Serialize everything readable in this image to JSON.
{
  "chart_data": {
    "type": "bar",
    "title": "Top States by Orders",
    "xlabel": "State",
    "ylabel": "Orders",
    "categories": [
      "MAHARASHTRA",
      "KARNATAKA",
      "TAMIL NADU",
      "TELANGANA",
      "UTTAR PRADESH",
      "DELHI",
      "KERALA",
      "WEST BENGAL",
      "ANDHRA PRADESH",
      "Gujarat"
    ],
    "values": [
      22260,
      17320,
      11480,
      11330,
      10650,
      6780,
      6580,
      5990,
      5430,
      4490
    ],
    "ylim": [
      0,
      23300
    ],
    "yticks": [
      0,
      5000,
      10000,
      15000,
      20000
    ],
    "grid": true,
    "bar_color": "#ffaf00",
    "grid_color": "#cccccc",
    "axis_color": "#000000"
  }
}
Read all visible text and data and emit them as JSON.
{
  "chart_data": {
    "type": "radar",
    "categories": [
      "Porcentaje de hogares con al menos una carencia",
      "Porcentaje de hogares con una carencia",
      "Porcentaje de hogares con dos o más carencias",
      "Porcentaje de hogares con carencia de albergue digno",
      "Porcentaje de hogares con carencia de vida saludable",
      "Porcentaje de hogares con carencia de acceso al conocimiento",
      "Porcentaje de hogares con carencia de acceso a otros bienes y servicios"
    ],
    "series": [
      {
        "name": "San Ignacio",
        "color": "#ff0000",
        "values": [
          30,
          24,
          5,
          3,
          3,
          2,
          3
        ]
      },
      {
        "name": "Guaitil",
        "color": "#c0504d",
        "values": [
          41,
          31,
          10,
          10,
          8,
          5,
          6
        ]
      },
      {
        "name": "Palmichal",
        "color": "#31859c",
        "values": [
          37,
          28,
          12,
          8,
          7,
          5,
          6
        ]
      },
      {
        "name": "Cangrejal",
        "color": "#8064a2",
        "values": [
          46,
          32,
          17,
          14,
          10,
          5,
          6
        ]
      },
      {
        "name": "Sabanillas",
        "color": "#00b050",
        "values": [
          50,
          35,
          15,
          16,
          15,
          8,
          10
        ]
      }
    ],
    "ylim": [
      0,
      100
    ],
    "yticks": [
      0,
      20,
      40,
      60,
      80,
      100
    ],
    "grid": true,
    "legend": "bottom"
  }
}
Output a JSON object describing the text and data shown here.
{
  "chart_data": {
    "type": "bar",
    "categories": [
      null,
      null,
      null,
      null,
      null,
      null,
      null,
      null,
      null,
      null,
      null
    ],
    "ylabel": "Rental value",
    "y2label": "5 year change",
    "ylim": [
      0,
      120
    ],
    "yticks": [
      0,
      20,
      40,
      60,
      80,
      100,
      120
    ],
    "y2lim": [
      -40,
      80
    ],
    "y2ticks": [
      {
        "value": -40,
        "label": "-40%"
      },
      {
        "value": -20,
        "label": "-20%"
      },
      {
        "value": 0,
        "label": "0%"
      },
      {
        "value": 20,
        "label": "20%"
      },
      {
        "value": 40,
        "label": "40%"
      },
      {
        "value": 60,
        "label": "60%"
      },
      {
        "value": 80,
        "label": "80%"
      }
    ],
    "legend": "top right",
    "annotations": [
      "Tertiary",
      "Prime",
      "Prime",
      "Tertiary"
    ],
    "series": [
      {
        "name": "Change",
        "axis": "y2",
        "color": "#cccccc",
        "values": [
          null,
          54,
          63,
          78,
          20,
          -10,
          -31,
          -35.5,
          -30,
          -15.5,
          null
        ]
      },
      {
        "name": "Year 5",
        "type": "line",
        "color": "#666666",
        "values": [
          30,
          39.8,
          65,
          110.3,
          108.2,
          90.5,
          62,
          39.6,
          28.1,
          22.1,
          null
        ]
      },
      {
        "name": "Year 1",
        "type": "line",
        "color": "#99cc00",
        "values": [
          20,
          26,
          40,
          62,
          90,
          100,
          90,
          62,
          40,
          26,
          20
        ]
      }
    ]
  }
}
....
Prompt — Type out the entries again, word for word.

Correct result —
Serialize everything readable in this image to JSON.
{
  "chart_data": {
    "type": "bar",
    "title": "Top States by Orders",
    "xlabel": "State",
    "ylabel": "Orders",
    "categories": [
      "MAHARASHTRA",
      "KARNATAKA",
      "TAMIL NADU",
      "TELANGANA",
      "UTTAR PRADESH",
      "DELHI",
      "KERALA",
      "WEST BENGAL",
      "ANDHRA PRADESH",
      "Gujarat"
    ],
    "values": [
      22260,
      17320,
      11480,
      11330,
      10650,
      6780,
      6580,
      5990,
      5430,
      4490
    ],
    "ylim": [
      0,
      23300
    ],
    "yticks": [
      0,
      5000,
      10000,
      15000,
      20000
    ],
    "grid": true,
    "bar_color": "#ffaf00",
    "grid_color": "#cccccc",
    "axis_color": "#000000"
  }
}
Read all visible text and data and emit them as JSON.
{
  "chart_data": {
    "type": "radar",
    "categories": [
      "Porcentaje de hogares con al menos una carencia",
      "Porcentaje de hogares con una carencia",
      "Porcentaje de hogares con dos o más carencias",
      "Porcentaje de hogares con carencia de albergue digno",
      "Porcentaje de hogares con carencia de vida saludable",
      "Porcentaje de hogares con carencia de acceso al conocimiento",
      "Porcentaje de hogares con carencia de acceso a otros bienes y servicios"
    ],
    "series": [
      {
        "name": "San Ignacio",
        "color": "#ff0000",
        "values": [
          30,
          24,
          5,
          3,
          3,
          2,
          3
        ]
      },
      {
        "name": "Guaitil",
        "color": "#c0504d",
        "values": [
          41,
          31,
          10,
          10,
          8,
          5,
          6
        ]
      },
      {
        "name": "Palmichal",
        "color": "#31859c",
        "values": [
          37,
          28,
          12,
          8,
          7,
          5,
          6
        ]
      },
      {
        "name": "Cangrejal",
        "color": "#8064a2",
        "values": [
          46,
          32,
          17,
          14,
          10,
          5,
          6
        ]
      },
      {
        "name": "Sabanillas",
        "color": "#00b050",
        "values": [
          50,
          35,
          15,
          16,
          15,
          8,
          10
        ]
      }
    ],
    "ylim": [
      0,
      100
    ],
    "yticks": [
      0,
      20,
      40,
      60,
      80,
      100
    ],
    "grid": true,
    "legend": "bottom"
  }
}
Output a JSON object describing the text and data shown here.
{
  "chart_data": {
    "type": "bar",
    "categories": [
      null,
      null,
      null,
      null,
      null,
      null,
      null,
      null,
      null,
      null,
      null
    ],
    "ylabel": "Rental value",
    "y2label": "5 year change",
    "ylim": [
      0,
      120
    ],
    "yticks": [
      0,
      20,
      40,
      60,
      80,
      100,
      120
    ],
    "y2lim": [
      -40,
      80
    ],
    "y2ticks": [
      {
        "value": -40,
        "label": "-40%"
      },
      {
        "value": -20,
        "label": "-20%"
      },
      {
        "value": 0,
        "label": "0%"
      },
      {
        "value": 20,
        "label": "20%"
      },
      {
        "value": 40,
        "label": "40%"
      },
      {
        "value": 60,
        "label": "60%"
      },
      {
        "value": 80,
        "label": "80%"
      }
    ],
    "legend": "top right",
    "annotations": [
      "Tertiary",
      "Prime",
      "Prime",
      "Tertiary"
    ],
    "series": [
      {
        "name": "Change",
        "axis": "y2",
        "color": "#cccccc",
        "values": [
          null,
          54,
          63,
          78,
          20,
          -10,
          -31,
          -35.5,
          -30,
          -15.5,
          null
        ]
      },
      {
        "name": "Year 5",
        "type": "line",
        "color": "#666666",
        "values": [
          30,
          39.8,
          65,
          110.3,
          108.2,
          90.5,
          62,
          39.6,
          28.1,
          22.1,
          null
        ]
      },
      {
        "name": "Year 1",
        "type": "line",
        "color": "#99cc00",
        "values": [
          20,
          26,
          40,
          62,
          90,
          100,
          90,
          62,
          40,
          26,
          20
        ]
      }
    ]
  }
}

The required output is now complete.